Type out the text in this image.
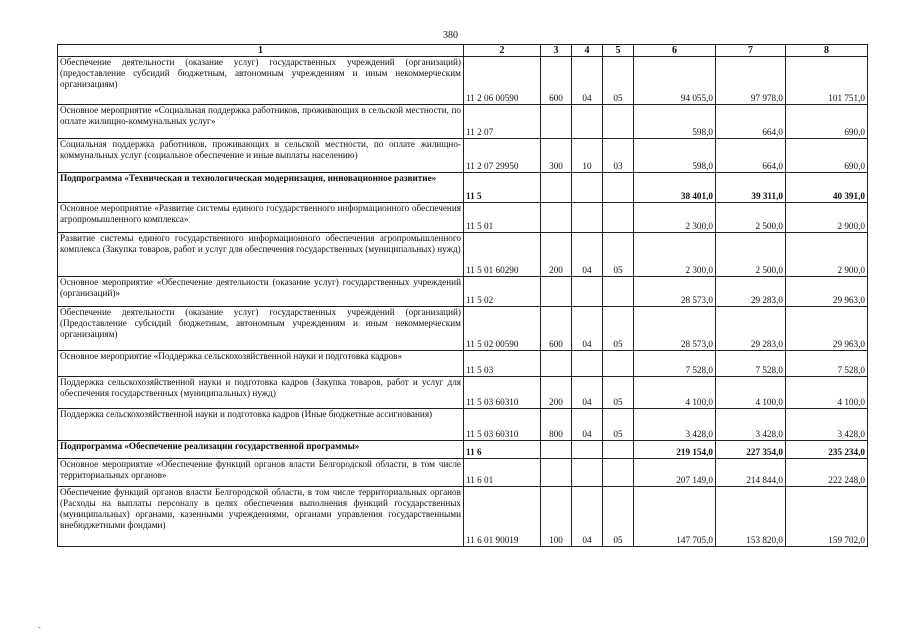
380
1	2	3	4	5	6	7	8
Обеспечение деятельности (оказание услуг) государственных учреждений (организаций) (предоставление субсидий бюджетным, автономным учреждениям и иным некоммерческим организациям)	11 2 06 00590	600	04	05	94 055,0	97 978,0	101 751,0
Основное мероприятие «Социальная поддержка работников, проживающих в сельской местности, по оплате жилищно-коммунальных услуг»	11 2 07				598,0	664,0	690,0
Социальная поддержка работников, проживающих в сельской местности, по оплате жилищно-коммунальных услуг (социальное обеспечение и иные выплаты населению)	11 2 07 29950	300	10	03	598,0	664,0	690,0
Подпрограмма «Техническая и технологическая модернизация, инновационное развитие»	11 5				38 401,0	39 311,0	40 391,0
Основное мероприятие «Развитие системы единого государственного информационного обеспечения агропромышленного комплекса»	11 5 01				2 300,0	2 500,0	2 900,0
Развитие системы единого государственного информационного обеспечения агропромышленного комплекса (Закупка товаров, работ и услуг для обеспечения государственных (муниципальных) нужд)	11 5 01 60290	200	04	05	2 300,0	2 500,0	2 900,0
Основное мероприятие «Обеспечение деятельности (оказание услуг) государственных учреждений (организаций)»	11 5 02				28 573,0	29 283,0	29 963,0
Обеспечение деятельности (оказание услуг) государственных учреждений (организаций) (Предоставление субсидий бюджетным, автономным учреждениям и иным некоммерческим организациям)	11 5 02 00590	600	04	05	28 573,0	29 283,0	29 963,0
Основное мероприятие «Поддержка сельскохозяйственной науки и подготовка кадров»	11 5 03				7 528,0	7 528,0	7 528,0
Поддержка сельскохозяйственной науки и подготовка кадров (Закупка товаров, работ и услуг для обеспечения государственных (муниципальных) нужд)	11 5 03 60310	200	04	05	4 100,0	4 100,0	4 100,0
Поддержка сельскохозяйственной науки и подготовка кадров (Иные бюджетные ассигнования)	11 5 03 60310	800	04	05	3 428,0	3 428,0	3 428,0
Подпрограмма «Обеспечение реализации государственной программы»	11 6				219 154,0	227 354,0	235 234,0
Основное мероприятие «Обеспечение функций органов власти Белгородской области, в том числе территориальных органов»	11 6 01				207 149,0	214 844,0	222 248,0
Обеспечение функций органов власти Белгородской области, в том числе территориальных органов (Расходы на выплаты персоналу в целях обеспечения выполнения функций государственных (муниципальных) органами, казенными учреждениями, органами управления государственными внебюджетными фондами)	11 6 01 90019	100	04	05	147 705,0	153 820,0	159 702,0
-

━━━━━━━━━━

**TASK TO CARRY OUT**
Using the records given above, list every line that includes the word "агропромышленного".

**FULL OUTPUT**
Основное мероприятие «Развитие системы единого государственного информационного обеспечения агропромышленного комплекса»	11 5 01				2 300,0	2 500,0	2 900,0
Развитие системы единого государственного информационного обеспечения агропромышленного комплекса (Закупка товаров, работ и услуг для обеспечения государственных (муниципальных) нужд)	11 5 01 60290	200	04	05	2 300,0	2 500,0	2 900,0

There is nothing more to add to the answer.